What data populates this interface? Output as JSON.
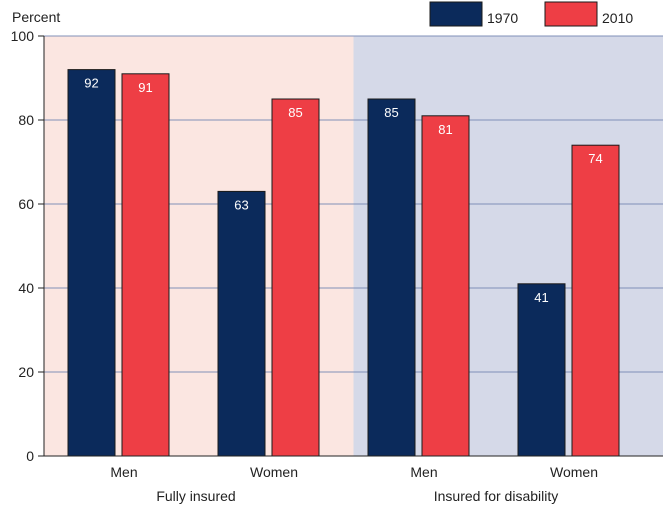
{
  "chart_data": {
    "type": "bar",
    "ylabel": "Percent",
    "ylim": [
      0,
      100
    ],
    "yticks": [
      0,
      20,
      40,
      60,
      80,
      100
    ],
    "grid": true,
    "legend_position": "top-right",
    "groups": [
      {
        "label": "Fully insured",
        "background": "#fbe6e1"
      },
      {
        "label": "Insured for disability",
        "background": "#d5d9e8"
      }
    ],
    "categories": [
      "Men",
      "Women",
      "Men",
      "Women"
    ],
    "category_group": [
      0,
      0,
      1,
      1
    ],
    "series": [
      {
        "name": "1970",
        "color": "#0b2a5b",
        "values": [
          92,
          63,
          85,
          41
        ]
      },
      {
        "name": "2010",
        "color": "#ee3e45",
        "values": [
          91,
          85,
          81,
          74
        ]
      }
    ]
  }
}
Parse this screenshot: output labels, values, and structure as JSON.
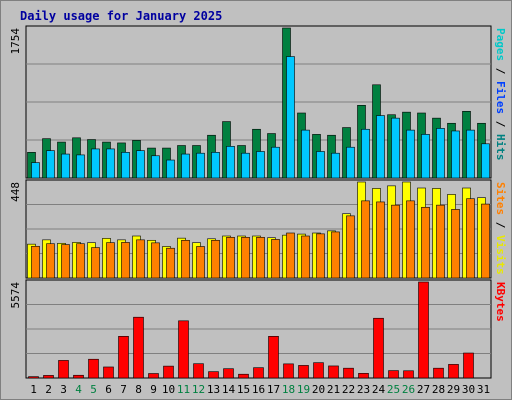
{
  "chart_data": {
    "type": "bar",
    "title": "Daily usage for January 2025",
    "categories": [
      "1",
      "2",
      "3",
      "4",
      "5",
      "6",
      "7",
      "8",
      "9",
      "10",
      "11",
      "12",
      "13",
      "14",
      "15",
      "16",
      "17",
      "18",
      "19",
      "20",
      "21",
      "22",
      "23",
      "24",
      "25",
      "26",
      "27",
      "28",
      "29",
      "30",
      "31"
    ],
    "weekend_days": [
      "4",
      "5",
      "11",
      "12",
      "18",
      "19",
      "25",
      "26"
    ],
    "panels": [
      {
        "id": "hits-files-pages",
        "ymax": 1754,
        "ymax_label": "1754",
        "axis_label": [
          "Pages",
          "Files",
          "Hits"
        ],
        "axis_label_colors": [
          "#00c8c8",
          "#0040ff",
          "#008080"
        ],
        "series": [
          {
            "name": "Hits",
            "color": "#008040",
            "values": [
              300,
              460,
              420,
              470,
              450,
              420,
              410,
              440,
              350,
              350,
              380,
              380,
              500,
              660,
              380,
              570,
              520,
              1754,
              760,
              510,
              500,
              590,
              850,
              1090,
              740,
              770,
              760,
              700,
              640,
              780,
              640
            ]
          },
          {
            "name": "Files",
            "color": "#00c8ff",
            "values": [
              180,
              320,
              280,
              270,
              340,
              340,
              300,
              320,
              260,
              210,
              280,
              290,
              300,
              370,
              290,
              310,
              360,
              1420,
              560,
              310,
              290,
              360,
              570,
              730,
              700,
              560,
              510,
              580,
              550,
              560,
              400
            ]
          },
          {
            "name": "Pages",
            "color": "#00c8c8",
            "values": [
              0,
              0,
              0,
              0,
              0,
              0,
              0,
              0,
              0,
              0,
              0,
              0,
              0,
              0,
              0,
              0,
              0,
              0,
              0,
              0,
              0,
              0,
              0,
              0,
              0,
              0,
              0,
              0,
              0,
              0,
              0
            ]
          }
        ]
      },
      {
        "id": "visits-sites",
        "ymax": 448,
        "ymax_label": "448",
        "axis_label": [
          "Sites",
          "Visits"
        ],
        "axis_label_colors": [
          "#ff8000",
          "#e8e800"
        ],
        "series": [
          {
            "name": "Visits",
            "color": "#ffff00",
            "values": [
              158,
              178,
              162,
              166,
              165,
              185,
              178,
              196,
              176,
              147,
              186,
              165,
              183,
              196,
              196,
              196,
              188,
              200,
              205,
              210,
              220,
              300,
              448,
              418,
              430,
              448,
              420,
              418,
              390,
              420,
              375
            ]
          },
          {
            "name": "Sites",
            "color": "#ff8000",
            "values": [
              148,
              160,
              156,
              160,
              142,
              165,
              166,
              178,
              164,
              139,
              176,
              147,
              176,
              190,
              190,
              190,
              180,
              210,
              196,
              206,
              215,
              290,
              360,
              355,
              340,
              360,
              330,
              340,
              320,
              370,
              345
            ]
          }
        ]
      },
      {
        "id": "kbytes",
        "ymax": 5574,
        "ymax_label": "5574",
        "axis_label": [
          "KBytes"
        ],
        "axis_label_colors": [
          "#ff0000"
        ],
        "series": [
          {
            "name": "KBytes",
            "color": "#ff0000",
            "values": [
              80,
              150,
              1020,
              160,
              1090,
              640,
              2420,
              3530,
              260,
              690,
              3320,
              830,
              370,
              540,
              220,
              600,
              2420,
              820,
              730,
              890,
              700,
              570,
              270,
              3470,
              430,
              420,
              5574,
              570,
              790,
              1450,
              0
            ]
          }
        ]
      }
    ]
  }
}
------------------------------------
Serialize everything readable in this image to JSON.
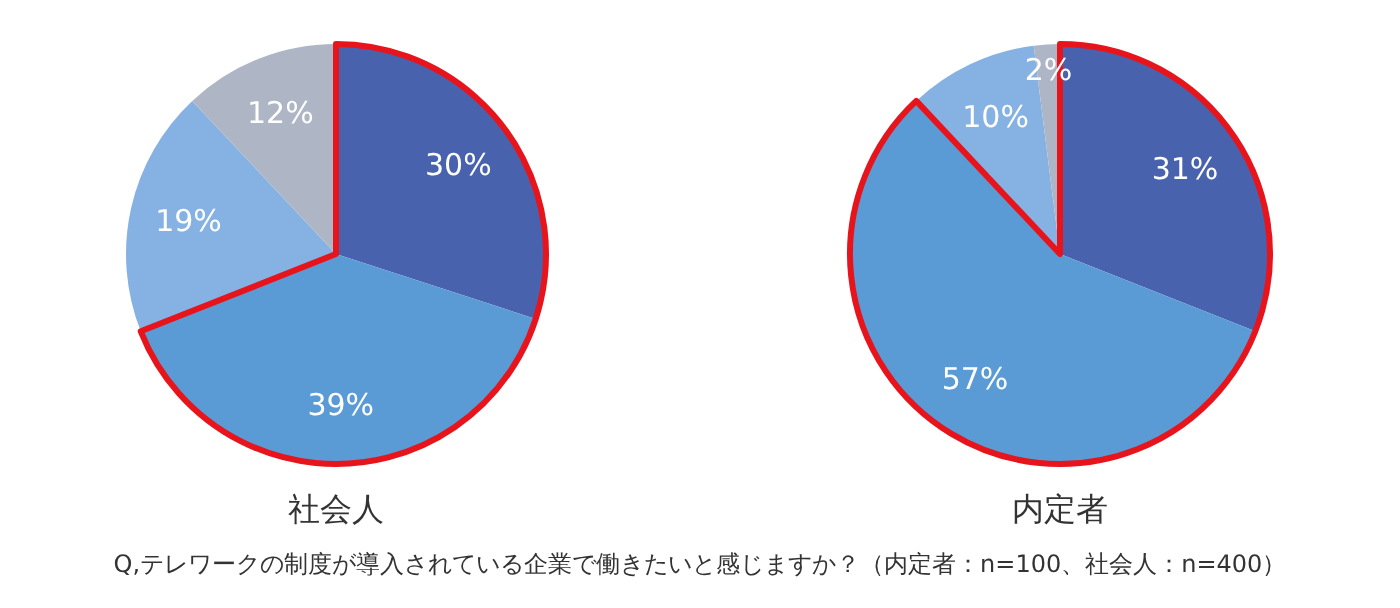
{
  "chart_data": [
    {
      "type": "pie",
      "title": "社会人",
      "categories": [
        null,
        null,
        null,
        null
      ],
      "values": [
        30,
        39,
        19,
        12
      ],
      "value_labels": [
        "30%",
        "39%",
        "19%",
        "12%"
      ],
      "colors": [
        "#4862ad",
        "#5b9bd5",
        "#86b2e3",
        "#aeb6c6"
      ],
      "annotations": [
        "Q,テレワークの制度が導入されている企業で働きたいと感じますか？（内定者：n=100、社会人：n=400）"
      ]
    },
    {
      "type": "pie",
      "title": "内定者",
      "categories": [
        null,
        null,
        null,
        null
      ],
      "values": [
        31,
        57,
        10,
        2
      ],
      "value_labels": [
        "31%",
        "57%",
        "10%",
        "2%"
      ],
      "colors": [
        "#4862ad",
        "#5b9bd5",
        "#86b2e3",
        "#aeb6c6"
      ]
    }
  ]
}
------------------------------------
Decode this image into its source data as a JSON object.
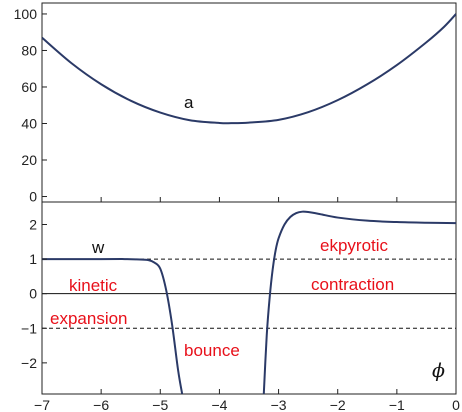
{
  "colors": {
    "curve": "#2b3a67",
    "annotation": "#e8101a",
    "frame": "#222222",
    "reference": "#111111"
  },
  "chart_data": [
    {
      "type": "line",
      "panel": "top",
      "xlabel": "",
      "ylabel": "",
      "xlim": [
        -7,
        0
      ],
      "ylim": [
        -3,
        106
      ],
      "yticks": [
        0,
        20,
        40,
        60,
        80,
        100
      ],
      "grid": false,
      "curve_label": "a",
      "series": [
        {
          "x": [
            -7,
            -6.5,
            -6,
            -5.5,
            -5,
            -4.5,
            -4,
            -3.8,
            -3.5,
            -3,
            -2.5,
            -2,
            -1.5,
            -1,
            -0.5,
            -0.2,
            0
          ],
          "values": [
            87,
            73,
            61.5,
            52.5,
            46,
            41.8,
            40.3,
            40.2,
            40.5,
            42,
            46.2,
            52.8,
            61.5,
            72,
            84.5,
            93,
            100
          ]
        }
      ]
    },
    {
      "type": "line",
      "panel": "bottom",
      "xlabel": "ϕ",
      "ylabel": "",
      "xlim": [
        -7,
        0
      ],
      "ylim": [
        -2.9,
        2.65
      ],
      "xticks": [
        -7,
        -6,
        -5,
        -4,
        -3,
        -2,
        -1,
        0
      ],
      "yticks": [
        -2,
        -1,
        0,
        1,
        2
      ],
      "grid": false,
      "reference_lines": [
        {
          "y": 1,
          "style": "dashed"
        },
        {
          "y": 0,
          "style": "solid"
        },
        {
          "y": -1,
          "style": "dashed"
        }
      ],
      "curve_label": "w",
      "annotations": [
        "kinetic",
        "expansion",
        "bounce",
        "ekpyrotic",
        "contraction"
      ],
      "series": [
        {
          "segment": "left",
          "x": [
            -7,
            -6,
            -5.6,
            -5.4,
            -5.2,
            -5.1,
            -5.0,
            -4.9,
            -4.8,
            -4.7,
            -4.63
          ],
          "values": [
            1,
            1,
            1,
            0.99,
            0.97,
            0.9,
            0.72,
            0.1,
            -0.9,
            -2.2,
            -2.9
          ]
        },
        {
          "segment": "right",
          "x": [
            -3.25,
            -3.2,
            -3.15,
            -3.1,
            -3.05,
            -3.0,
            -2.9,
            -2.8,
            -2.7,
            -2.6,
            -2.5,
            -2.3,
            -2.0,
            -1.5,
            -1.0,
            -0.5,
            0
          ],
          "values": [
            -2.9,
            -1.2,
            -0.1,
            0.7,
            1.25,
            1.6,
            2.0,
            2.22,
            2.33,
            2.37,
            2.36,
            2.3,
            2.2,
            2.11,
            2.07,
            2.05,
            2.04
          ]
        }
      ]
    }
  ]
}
------------------------------------
◆ What is expected:
Take each line containing the string "JSON" and copy it out.

◆ Finished exercise:
What data populates this interface? Output as JSON.
Parse this screenshot: output labels, values, and structure as JSON.
Serialize everything readable in this image to JSON.
Decode this image into its source data as a JSON object.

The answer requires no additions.